[Document section Boundary: Start]

ASF-O. formigenes interactions.

To date, no studies have examined the impact of O. formigenes on resident microbiota. This is of particular importance because there is an interest in manufacturing O. formigenes as a probiotic that can decrease oxalate levels in the body while not disrupting the composition of the healthy resident microbiota. For example, whether the ingestion of high oral doses of O. formigenes is safe and promotes sufficient intestinal oxalate secretion to diminish the oxalate burden on the kidney in individuals with primary hyperoxaluria is currently being tested in a clinical trial financed by the biopharmaceutical company OxThera AB. In this study, we used ion chromatography coupled with mass spectroscopy and 16S rRNA profiling of ASF mouse models to show that O. formigenes did not disrupt the overall microbial composition of ASF but significantly reduced oxalate levels in the cecum. Although ASF gnotobiotic mice provide a well-defined model, with normalized intestinal physiology, for the study of host-microbe and microbe-microbe interactions (16), they contain a limited set of bacterial species and, in this study, also lacked the ability to degrade oxalate. Thus, further work examining the interactions between O. formigenes and non-oxalate-degrading and oxalate-degrading microbes in animal models with greater microbial diversity is warranted.

Effects of ASF and O. formigenes on cecal and urinary oxalate levels.

Germfree animals have very altered gut physiology, including an enlarged cecum and altered absorptive function (59). Germfree rats, for example, show increased absorption of minerals, including calcium (60), and are susceptible to forming calcium oxalate-containing stones in the bladder (61). In contrast, ASF mice have normal-size ceca and normalized intestinal functions (16). It is possible that improved intestinal epithelial integrity in ASF and ASF/OxF mice, compared to GF and GF/OxF animals, resulted in lower net gastrointestinal oxalate absorption, which in turn could explain the lower levels of urinary oxalate excretion in ASF and ASF/OxF animals than in GF and GF/OxF animals.

[Document section Boundary: End]

**Work request 1**
Reproduce the section of the O. formigenes passage starting with "Effects of ASF" and going on through "and GF/OxF animals.".
**Work request 2**
List each distinct reference number cited in parentheses in the O. formigenes passage.
**Work request 3**
Continue the passage on O. formigenes in ASF mice from the point where it stops.
The records are taken from a separate source.

[Records shown Boundary: Start]

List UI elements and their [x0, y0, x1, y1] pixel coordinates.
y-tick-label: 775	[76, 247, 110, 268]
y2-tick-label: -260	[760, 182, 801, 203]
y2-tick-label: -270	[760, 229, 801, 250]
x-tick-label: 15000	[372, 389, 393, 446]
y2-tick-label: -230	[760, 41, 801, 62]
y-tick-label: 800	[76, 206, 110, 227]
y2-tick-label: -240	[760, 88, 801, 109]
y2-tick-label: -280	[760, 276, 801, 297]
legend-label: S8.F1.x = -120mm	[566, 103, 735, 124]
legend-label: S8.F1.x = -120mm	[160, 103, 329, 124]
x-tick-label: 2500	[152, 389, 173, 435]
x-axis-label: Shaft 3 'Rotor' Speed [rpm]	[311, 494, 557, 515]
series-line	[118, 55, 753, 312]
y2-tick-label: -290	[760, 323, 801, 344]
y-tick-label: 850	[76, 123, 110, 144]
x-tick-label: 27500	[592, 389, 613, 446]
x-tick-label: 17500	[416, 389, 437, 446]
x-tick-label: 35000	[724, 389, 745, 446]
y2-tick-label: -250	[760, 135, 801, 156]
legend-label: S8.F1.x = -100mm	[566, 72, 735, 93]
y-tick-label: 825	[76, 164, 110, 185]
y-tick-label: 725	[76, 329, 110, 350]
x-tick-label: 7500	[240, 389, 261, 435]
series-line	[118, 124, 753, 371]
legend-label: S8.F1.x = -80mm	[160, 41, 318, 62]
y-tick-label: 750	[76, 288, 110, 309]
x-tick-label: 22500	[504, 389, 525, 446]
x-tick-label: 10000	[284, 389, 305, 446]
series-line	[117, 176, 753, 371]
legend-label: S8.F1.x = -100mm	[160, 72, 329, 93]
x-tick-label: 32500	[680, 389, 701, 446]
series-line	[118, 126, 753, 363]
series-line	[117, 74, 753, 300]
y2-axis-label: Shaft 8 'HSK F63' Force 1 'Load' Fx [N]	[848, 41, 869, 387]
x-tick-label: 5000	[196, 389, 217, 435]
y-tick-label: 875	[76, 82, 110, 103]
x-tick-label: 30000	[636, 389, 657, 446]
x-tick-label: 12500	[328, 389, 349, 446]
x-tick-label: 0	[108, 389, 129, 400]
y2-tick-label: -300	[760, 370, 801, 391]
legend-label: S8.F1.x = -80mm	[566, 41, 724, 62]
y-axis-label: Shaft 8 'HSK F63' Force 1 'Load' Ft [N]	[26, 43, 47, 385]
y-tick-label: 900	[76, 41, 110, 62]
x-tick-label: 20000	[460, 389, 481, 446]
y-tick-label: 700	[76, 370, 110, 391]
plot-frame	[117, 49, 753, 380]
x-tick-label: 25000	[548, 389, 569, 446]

[Records shown Boundary: End]

**Answer section 1**
Effects of ASF and O. formigenes on cecal and urinary oxalate levels.

Germfree animals have very altered gut physiology, including an enlarged cecum and altered absorptive function (59). Germfree rats, for example, show increased absorption of minerals, including calcium (60), and are susceptible to forming calcium oxalate-containing stones in the bladder (61). In contrast, ASF mice have normal-size ceca and normalized intestinal functions (16). It is possible that improved intestinal epithelial integrity in ASF and ASF/OxF mice, compared to GF and GF/OxF animals, resulted in lower net gastrointestinal oxalate absorption, which in turn could explain the lower levels of urinary oxalate excretion in ASF and ASF/OxF animals than in GF and GF/OxF animals.

**Answer section 2**
16, 59, 60, 61

**Answer section 3**
Studies in rats (10, 12) and mice (11, 14), performed by different investigators, showed that O. formigenes colonization reduces urinary oxalate excretion. This effect appears to occur only with diets rich in soluble oxalate, although differences in intestinal physiology and microbial populations among the various rodent models studied to date might have influenced the findings. In the present study, which used normal rodent chow, O. formigenes colonization of GF or ASF mice did not result in a reduction in urinary oxalate excretion; this was expected, however, because our previous mouse study showed that urinary oxalate excretion did not decrease following artificial O. formigenes colonization of conventional mice fed normal rodent chow containing a high level of calcium and a low level of soluble oxalate (11). In light of the abnormal gastrointestinal physiology of GF mice and the extensive dietary studies we have already performed in a conventional mouse model of O. formigenes colonization, we did not define the dietary conditions that result in reductions in urinary oxalate excretion following O. formigenes colonization of GF and ASF mice.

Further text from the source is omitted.